## What is expected
The records underneath are to be repeated exactly, with the pictures left out.

-=-=-=-=-

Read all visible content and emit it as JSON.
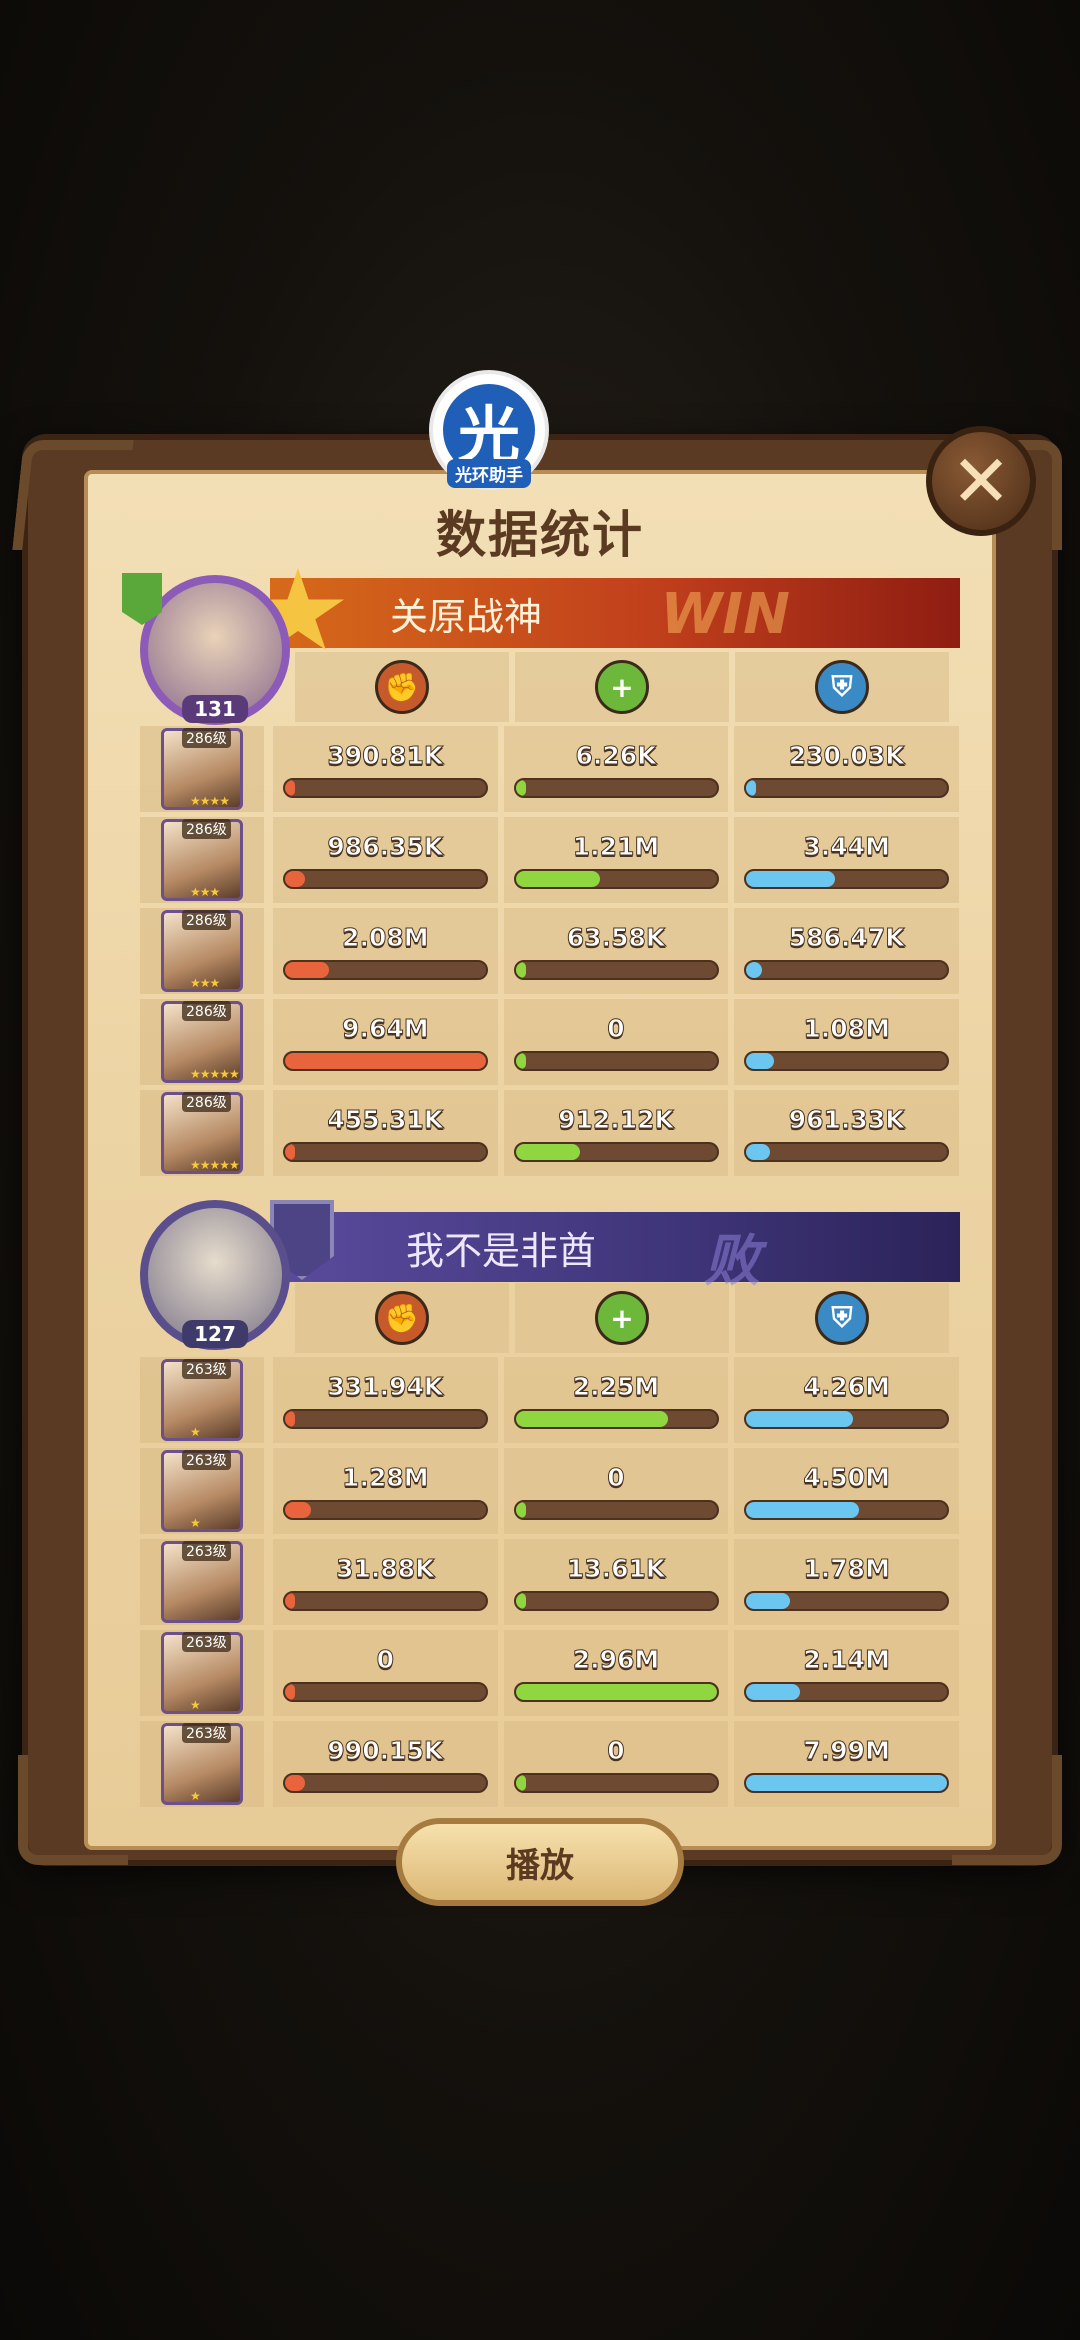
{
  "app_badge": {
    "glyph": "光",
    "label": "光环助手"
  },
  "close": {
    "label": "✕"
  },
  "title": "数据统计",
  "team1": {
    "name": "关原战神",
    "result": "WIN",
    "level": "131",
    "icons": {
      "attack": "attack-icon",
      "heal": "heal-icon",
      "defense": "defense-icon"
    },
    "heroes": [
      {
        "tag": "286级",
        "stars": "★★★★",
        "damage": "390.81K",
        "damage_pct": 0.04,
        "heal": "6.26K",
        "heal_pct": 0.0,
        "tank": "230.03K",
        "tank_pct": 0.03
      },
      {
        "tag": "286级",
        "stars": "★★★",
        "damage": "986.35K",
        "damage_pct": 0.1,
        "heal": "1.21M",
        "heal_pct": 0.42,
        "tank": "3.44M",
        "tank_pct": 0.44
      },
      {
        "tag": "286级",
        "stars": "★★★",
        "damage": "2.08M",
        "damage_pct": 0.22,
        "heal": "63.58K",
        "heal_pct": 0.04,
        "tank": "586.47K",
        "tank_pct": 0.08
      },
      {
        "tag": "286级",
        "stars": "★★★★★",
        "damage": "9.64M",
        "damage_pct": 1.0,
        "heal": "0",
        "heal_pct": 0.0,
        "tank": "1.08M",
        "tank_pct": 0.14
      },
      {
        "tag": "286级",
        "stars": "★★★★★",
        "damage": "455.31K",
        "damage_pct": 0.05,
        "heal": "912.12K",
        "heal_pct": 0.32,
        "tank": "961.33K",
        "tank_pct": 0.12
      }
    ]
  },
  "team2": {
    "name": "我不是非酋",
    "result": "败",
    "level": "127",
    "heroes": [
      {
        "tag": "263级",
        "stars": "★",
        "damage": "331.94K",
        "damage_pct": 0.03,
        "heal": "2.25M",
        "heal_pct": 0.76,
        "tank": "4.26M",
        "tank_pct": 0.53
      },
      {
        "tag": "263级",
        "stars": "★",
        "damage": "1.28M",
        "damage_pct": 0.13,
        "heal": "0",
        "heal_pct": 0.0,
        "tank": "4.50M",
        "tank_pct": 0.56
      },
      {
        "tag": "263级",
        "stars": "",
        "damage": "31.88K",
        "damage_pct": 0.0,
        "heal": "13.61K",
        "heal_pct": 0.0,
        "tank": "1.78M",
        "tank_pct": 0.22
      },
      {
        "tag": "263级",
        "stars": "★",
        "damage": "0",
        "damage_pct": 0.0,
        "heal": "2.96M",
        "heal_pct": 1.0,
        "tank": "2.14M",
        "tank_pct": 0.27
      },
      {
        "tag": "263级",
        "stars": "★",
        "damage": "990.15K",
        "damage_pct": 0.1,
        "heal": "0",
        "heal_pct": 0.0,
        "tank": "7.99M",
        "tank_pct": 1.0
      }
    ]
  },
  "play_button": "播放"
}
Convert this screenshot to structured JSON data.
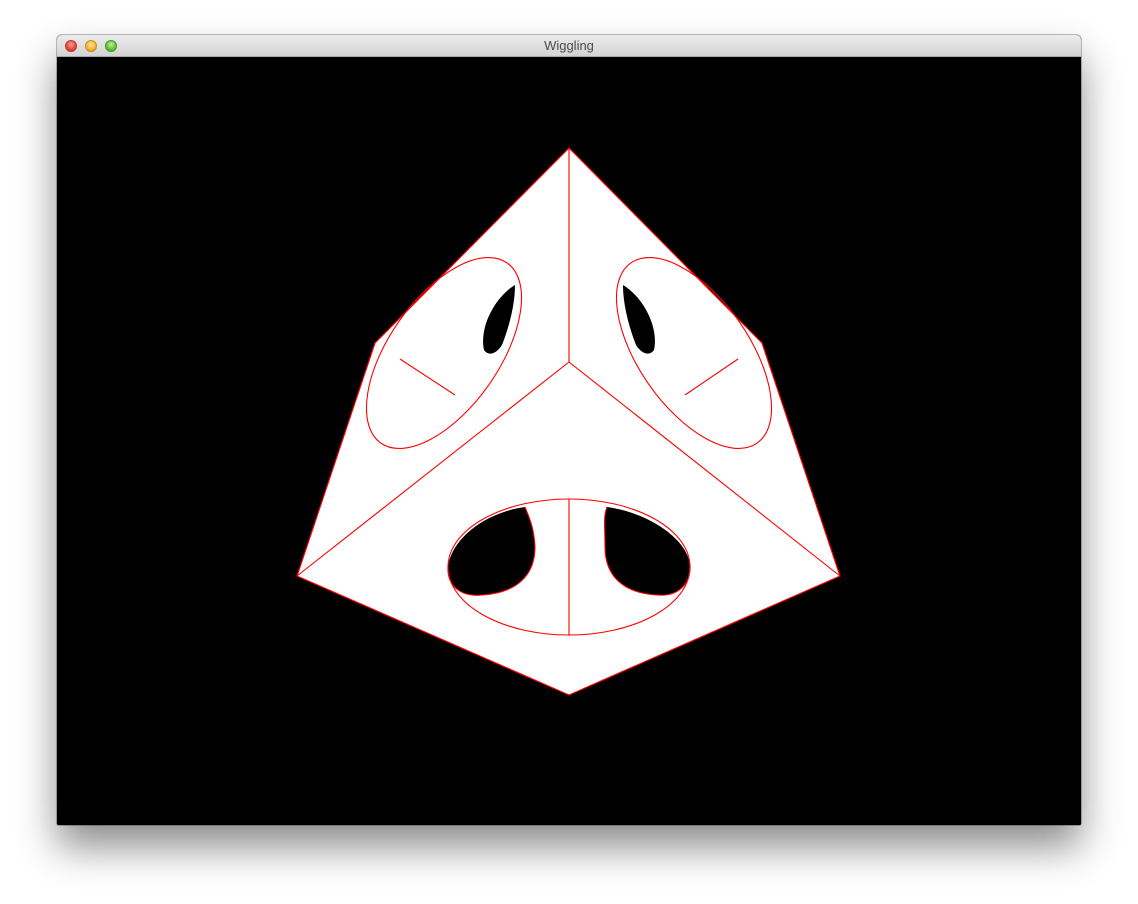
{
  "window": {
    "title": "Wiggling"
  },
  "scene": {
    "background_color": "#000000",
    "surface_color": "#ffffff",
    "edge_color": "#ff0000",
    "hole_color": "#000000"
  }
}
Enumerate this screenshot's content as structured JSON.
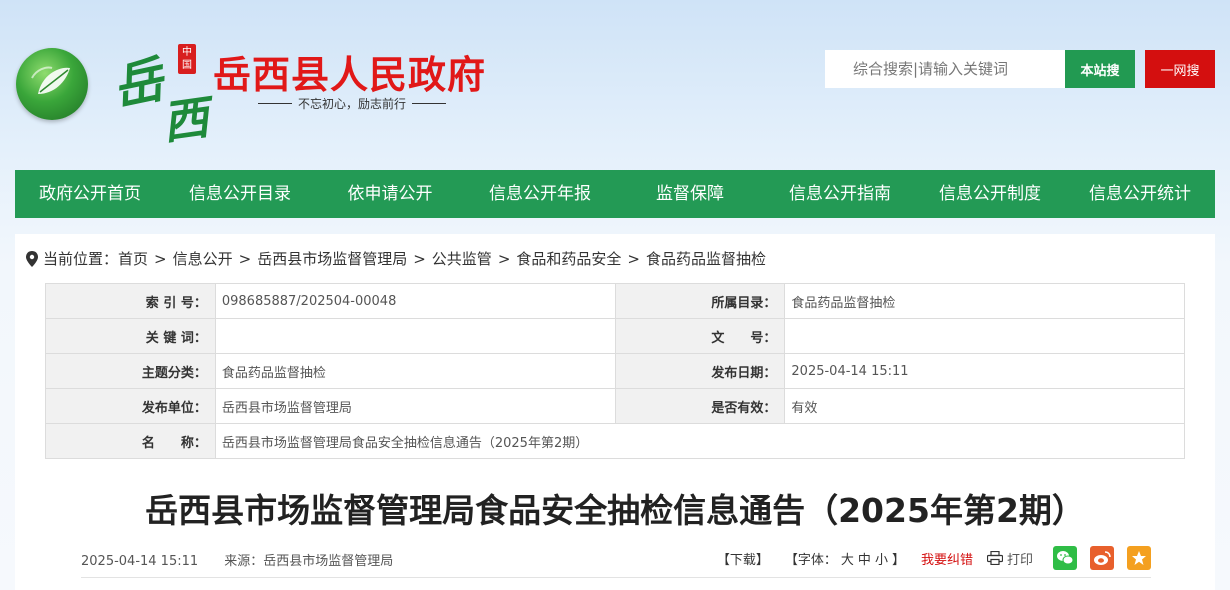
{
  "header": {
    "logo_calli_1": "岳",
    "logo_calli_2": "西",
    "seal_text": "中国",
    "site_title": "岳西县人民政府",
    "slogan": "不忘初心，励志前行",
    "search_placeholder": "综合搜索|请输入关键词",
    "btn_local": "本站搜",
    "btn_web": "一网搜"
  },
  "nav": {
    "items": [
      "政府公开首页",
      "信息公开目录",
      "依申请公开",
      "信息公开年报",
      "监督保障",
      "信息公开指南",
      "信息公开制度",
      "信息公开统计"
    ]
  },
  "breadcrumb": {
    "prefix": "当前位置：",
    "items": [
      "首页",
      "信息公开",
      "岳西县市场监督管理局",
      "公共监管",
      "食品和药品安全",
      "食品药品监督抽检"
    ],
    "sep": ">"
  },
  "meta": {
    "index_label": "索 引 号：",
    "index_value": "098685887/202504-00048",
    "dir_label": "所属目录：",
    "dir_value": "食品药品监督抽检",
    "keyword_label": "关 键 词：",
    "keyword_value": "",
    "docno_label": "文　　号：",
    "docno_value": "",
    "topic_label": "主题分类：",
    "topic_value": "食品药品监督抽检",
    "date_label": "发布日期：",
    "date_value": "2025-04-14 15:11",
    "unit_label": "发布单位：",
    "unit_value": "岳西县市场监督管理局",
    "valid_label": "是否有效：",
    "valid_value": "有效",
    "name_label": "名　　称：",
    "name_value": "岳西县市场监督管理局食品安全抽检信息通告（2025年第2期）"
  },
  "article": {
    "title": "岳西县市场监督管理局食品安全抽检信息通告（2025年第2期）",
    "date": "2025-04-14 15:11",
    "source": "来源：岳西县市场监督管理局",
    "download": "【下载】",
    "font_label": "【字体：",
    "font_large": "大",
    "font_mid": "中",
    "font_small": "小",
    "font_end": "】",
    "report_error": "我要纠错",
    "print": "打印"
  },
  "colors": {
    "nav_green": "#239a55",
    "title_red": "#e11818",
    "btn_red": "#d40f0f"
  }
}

-=-=-=-=-

## Task answer
Read all visible content and emit it as JSON.
{
  "app_badge": {
    "glyph": "光",
    "label": "光环助手"
  },
  "close": {
    "label": "✕"
  },
  "title": "数据统计",
  "team1": {
    "name": "关原战神",
    "result": "WIN",
    "level": "131",
    "icons": {
      "attack": "attack-icon",
      "heal": "heal-icon",
      "defense": "defense-icon"
    },
    "heroes": [
      {
        "tag": "286级",
        "stars": "★★★★",
        "damage": "390.81K",
        "damage_pct": 0.04,
        "heal": "6.26K",
        "heal_pct": 0.0,
        "tank": "230.03K",
        "tank_pct": 0.03
      },
      {
        "tag": "286级",
        "stars": "★★★",
        "damage": "986.35K",
        "damage_pct": 0.1,
        "heal": "1.21M",
        "heal_pct": 0.42,
        "tank": "3.44M",
        "tank_pct": 0.44
      },
      {
        "tag": "286级",
        "stars": "★★★",
        "damage": "2.08M",
        "damage_pct": 0.22,
        "heal": "63.58K",
        "heal_pct": 0.04,
        "tank": "586.47K",
        "tank_pct": 0.08
      },
      {
        "tag": "286级",
        "stars": "★★★★★",
        "damage": "9.64M",
        "damage_pct": 1.0,
        "heal": "0",
        "heal_pct": 0.0,
        "tank": "1.08M",
        "tank_pct": 0.14
      },
      {
        "tag": "286级",
        "stars": "★★★★★",
        "damage": "455.31K",
        "damage_pct": 0.05,
        "heal": "912.12K",
        "heal_pct": 0.32,
        "tank": "961.33K",
        "tank_pct": 0.12
      }
    ]
  },
  "team2": {
    "name": "我不是非酋",
    "result": "败",
    "level": "127",
    "heroes": [
      {
        "tag": "263级",
        "stars": "★",
        "damage": "331.94K",
        "damage_pct": 0.03,
        "heal": "2.25M",
        "heal_pct": 0.76,
        "tank": "4.26M",
        "tank_pct": 0.53
      },
      {
        "tag": "263级",
        "stars": "★",
        "damage": "1.28M",
        "damage_pct": 0.13,
        "heal": "0",
        "heal_pct": 0.0,
        "tank": "4.50M",
        "tank_pct": 0.56
      },
      {
        "tag": "263级",
        "stars": "",
        "damage": "31.88K",
        "damage_pct": 0.0,
        "heal": "13.61K",
        "heal_pct": 0.0,
        "tank": "1.78M",
        "tank_pct": 0.22
      },
      {
        "tag": "263级",
        "stars": "★",
        "damage": "0",
        "damage_pct": 0.0,
        "heal": "2.96M",
        "heal_pct": 1.0,
        "tank": "2.14M",
        "tank_pct": 0.27
      },
      {
        "tag": "263级",
        "stars": "★",
        "damage": "990.15K",
        "damage_pct": 0.1,
        "heal": "0",
        "heal_pct": 0.0,
        "tank": "7.99M",
        "tank_pct": 1.0
      }
    ]
  },
  "play_button": "播放"
}
Convert this screenshot to structured JSON data.
{
  "window": {
    "title": "Wiggling"
  },
  "scene": {
    "background_color": "#000000",
    "surface_color": "#ffffff",
    "edge_color": "#ff0000",
    "hole_color": "#000000"
  }
}
Enumerate this screenshot's content as structured JSON.
{
  "header": {
    "logo_calli_1": "岳",
    "logo_calli_2": "西",
    "seal_text": "中国",
    "site_title": "岳西县人民政府",
    "slogan": "不忘初心，励志前行",
    "search_placeholder": "综合搜索|请输入关键词",
    "btn_local": "本站搜",
    "btn_web": "一网搜"
  },
  "nav": {
    "items": [
      "政府公开首页",
      "信息公开目录",
      "依申请公开",
      "信息公开年报",
      "监督保障",
      "信息公开指南",
      "信息公开制度",
      "信息公开统计"
    ]
  },
  "breadcrumb": {
    "prefix": "当前位置：",
    "items": [
      "首页",
      "信息公开",
      "岳西县市场监督管理局",
      "公共监管",
      "食品和药品安全",
      "食品药品监督抽检"
    ],
    "sep": ">"
  },
  "meta": {
    "index_label": "索 引 号：",
    "index_value": "098685887/202504-00048",
    "dir_label": "所属目录：",
    "dir_value": "食品药品监督抽检",
    "keyword_label": "关 键 词：",
    "keyword_value": "",
    "docno_label": "文　　号：",
    "docno_value": "",
    "topic_label": "主题分类：",
    "topic_value": "食品药品监督抽检",
    "date_label": "发布日期：",
    "date_value": "2025-04-14 15:11",
    "unit_label": "发布单位：",
    "unit_value": "岳西县市场监督管理局",
    "valid_label": "是否有效：",
    "valid_value": "有效",
    "name_label": "名　　称：",
    "name_value": "岳西县市场监督管理局食品安全抽检信息通告（2025年第2期）"
  },
  "article": {
    "title": "岳西县市场监督管理局食品安全抽检信息通告（2025年第2期）",
    "date": "2025-04-14 15:11",
    "source": "来源：岳西县市场监督管理局",
    "download": "【下载】",
    "font_label": "【字体：",
    "font_large": "大",
    "font_mid": "中",
    "font_small": "小",
    "font_end": "】",
    "report_error": "我要纠错",
    "print": "打印"
  },
  "colors": {
    "nav_green": "#239a55",
    "title_red": "#e11818",
    "btn_red": "#d40f0f"
  }
}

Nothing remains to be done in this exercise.